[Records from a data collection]
————
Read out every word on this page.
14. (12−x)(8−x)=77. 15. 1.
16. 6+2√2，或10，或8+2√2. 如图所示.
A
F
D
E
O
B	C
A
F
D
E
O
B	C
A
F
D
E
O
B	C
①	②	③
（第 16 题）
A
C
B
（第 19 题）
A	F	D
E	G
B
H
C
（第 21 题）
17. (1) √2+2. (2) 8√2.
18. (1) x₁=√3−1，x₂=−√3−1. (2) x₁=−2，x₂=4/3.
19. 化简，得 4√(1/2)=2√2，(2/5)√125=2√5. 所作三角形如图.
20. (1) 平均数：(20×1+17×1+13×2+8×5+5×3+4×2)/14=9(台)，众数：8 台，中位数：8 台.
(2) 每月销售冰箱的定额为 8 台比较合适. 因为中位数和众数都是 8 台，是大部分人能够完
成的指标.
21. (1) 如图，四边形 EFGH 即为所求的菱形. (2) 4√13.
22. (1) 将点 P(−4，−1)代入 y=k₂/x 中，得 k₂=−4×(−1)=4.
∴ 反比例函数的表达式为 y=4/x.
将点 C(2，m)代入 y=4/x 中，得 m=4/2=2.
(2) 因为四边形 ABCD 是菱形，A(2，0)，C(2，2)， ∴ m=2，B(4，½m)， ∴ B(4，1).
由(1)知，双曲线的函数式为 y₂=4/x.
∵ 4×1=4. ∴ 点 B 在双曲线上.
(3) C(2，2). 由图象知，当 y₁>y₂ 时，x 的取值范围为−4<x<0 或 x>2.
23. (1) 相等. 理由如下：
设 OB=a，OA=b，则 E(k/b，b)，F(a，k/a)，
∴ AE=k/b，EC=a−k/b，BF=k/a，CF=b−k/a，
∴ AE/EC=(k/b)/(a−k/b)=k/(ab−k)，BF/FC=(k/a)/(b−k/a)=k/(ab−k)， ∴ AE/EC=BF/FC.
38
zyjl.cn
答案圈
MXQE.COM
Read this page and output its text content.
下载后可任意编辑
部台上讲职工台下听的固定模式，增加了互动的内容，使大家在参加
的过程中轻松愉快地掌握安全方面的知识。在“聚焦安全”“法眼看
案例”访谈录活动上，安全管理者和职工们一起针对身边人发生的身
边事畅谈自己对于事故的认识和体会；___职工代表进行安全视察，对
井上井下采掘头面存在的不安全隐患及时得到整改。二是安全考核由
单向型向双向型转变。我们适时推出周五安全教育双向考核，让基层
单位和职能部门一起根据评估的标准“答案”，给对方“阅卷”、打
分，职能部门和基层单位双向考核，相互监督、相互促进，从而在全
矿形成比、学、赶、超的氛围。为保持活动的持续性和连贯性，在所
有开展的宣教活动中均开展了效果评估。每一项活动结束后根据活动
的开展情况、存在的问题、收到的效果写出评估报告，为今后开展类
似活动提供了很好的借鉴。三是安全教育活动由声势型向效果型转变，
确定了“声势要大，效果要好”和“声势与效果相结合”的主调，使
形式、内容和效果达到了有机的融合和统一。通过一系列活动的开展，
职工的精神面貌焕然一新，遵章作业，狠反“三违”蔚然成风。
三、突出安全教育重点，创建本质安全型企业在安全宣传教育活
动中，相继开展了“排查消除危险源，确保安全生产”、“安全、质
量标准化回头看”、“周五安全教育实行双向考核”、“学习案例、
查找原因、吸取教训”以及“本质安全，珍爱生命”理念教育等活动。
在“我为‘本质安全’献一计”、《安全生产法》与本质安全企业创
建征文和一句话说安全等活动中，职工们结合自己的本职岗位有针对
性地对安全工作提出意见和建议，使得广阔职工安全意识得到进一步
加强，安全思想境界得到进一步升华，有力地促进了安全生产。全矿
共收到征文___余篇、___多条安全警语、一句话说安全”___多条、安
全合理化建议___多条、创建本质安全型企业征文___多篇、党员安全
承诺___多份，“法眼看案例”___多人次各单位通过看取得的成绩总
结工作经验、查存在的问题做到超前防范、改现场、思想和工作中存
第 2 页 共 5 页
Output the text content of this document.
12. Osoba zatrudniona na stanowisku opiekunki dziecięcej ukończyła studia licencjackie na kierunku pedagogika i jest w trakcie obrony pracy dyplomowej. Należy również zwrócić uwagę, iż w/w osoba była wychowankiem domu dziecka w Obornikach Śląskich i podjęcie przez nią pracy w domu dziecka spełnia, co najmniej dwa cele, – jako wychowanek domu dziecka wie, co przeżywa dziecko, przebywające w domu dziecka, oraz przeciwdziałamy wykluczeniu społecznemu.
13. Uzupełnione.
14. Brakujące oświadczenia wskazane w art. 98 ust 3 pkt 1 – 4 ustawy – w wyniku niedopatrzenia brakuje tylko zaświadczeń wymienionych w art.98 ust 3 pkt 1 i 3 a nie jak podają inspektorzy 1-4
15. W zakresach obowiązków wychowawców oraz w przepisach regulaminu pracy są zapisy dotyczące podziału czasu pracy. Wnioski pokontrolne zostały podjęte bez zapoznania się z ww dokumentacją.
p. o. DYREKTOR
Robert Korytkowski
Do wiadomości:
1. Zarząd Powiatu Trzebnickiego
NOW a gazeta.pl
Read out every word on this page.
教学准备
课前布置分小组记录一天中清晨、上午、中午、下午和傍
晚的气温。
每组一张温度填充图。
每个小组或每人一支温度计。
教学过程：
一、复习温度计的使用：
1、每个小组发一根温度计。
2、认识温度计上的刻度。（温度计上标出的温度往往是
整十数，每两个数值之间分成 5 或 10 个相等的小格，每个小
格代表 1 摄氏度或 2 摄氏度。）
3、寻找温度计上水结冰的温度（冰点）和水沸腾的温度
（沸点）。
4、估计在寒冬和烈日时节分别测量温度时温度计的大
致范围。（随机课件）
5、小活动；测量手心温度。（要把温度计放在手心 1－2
————
**Brief:** Each line must be given again exactly as written above.

**Output of the exercise:**
Read out every word on this page.
14. (12−x)(8−x)=77. 15. 1.
16. 6+2√2，或10，或8+2√2. 如图所示.
A
F
D
E
O
B	C
A
F
D
E
O
B	C
A
F
D
E
O
B	C
①	②	③
（第 16 题）
A
C
B
（第 19 题）
A	F	D
E	G
B
H
C
（第 21 题）
17. (1) √2+2. (2) 8√2.
18. (1) x₁=√3−1，x₂=−√3−1. (2) x₁=−2，x₂=4/3.
19. 化简，得 4√(1/2)=2√2，(2/5)√125=2√5. 所作三角形如图.
20. (1) 平均数：(20×1+17×1+13×2+8×5+5×3+4×2)/14=9(台)，众数：8 台，中位数：8 台.
(2) 每月销售冰箱的定额为 8 台比较合适. 因为中位数和众数都是 8 台，是大部分人能够完
成的指标.
21. (1) 如图，四边形 EFGH 即为所求的菱形. (2) 4√13.
22. (1) 将点 P(−4，−1)代入 y=k₂/x 中，得 k₂=−4×(−1)=4.
∴ 反比例函数的表达式为 y=4/x.
将点 C(2，m)代入 y=4/x 中，得 m=4/2=2.
(2) 因为四边形 ABCD 是菱形，A(2，0)，C(2，2)， ∴ m=2，B(4，½m)， ∴ B(4，1).
由(1)知，双曲线的函数式为 y₂=4/x.
∵ 4×1=4. ∴ 点 B 在双曲线上.
(3) C(2，2). 由图象知，当 y₁>y₂ 时，x 的取值范围为−4<x<0 或 x>2.
23. (1) 相等. 理由如下：
设 OB=a，OA=b，则 E(k/b，b)，F(a，k/a)，
∴ AE=k/b，EC=a−k/b，BF=k/a，CF=b−k/a，
∴ AE/EC=(k/b)/(a−k/b)=k/(ab−k)，BF/FC=(k/a)/(b−k/a)=k/(ab−k)， ∴ AE/EC=BF/FC.
38
zyjl.cn
答案圈
MXQE.COM
Read this page and output its text content.
下载后可任意编辑
部台上讲职工台下听的固定模式，增加了互动的内容，使大家在参加
的过程中轻松愉快地掌握安全方面的知识。在“聚焦安全”“法眼看
案例”访谈录活动上，安全管理者和职工们一起针对身边人发生的身
边事畅谈自己对于事故的认识和体会；___职工代表进行安全视察，对
井上井下采掘头面存在的不安全隐患及时得到整改。二是安全考核由
单向型向双向型转变。我们适时推出周五安全教育双向考核，让基层
单位和职能部门一起根据评估的标准“答案”，给对方“阅卷”、打
分，职能部门和基层单位双向考核，相互监督、相互促进，从而在全
矿形成比、学、赶、超的氛围。为保持活动的持续性和连贯性，在所
有开展的宣教活动中均开展了效果评估。每一项活动结束后根据活动
的开展情况、存在的问题、收到的效果写出评估报告，为今后开展类
似活动提供了很好的借鉴。三是安全教育活动由声势型向效果型转变，
确定了“声势要大，效果要好”和“声势与效果相结合”的主调，使
形式、内容和效果达到了有机的融合和统一。通过一系列活动的开展，
职工的精神面貌焕然一新，遵章作业，狠反“三违”蔚然成风。
三、突出安全教育重点，创建本质安全型企业在安全宣传教育活
动中，相继开展了“排查消除危险源，确保安全生产”、“安全、质
量标准化回头看”、“周五安全教育实行双向考核”、“学习案例、
查找原因、吸取教训”以及“本质安全，珍爱生命”理念教育等活动。
在“我为‘本质安全’献一计”、《安全生产法》与本质安全企业创
建征文和一句话说安全等活动中，职工们结合自己的本职岗位有针对
性地对安全工作提出意见和建议，使得广阔职工安全意识得到进一步
加强，安全思想境界得到进一步升华，有力地促进了安全生产。全矿
共收到征文___余篇、___多条安全警语、一句话说安全”___多条、安
全合理化建议___多条、创建本质安全型企业征文___多篇、党员安全
承诺___多份，“法眼看案例”___多人次各单位通过看取得的成绩总
结工作经验、查存在的问题做到超前防范、改现场、思想和工作中存
第 2 页 共 5 页
Output the text content of this document.
12. Osoba zatrudniona na stanowisku opiekunki dziecięcej ukończyła studia licencjackie na kierunku pedagogika i jest w trakcie obrony pracy dyplomowej. Należy również zwrócić uwagę, iż w/w osoba była wychowankiem domu dziecka w Obornikach Śląskich i podjęcie przez nią pracy w domu dziecka spełnia, co najmniej dwa cele, – jako wychowanek domu dziecka wie, co przeżywa dziecko, przebywające w domu dziecka, oraz przeciwdziałamy wykluczeniu społecznemu.
13. Uzupełnione.
14. Brakujące oświadczenia wskazane w art. 98 ust 3 pkt 1 – 4 ustawy – w wyniku niedopatrzenia brakuje tylko zaświadczeń wymienionych w art.98 ust 3 pkt 1 i 3 a nie jak podają inspektorzy 1-4
15. W zakresach obowiązków wychowawców oraz w przepisach regulaminu pracy są zapisy dotyczące podziału czasu pracy. Wnioski pokontrolne zostały podjęte bez zapoznania się z ww dokumentacją.
p. o. DYREKTOR
Robert Korytkowski
Do wiadomości:
1. Zarząd Powiatu Trzebnickiego
NOW a gazeta.pl
Read out every word on this page.
教学准备
课前布置分小组记录一天中清晨、上午、中午、下午和傍
晚的气温。
每组一张温度填充图。
每个小组或每人一支温度计。
教学过程：
一、复习温度计的使用：
1、每个小组发一根温度计。
2、认识温度计上的刻度。（温度计上标出的温度往往是
整十数，每两个数值之间分成 5 或 10 个相等的小格，每个小
格代表 1 摄氏度或 2 摄氏度。）
3、寻找温度计上水结冰的温度（冰点）和水沸腾的温度
（沸点）。
4、估计在寒冬和烈日时节分别测量温度时温度计的大
致范围。（随机课件）
5、小活动；测量手心温度。（要把温度计放在手心 1－2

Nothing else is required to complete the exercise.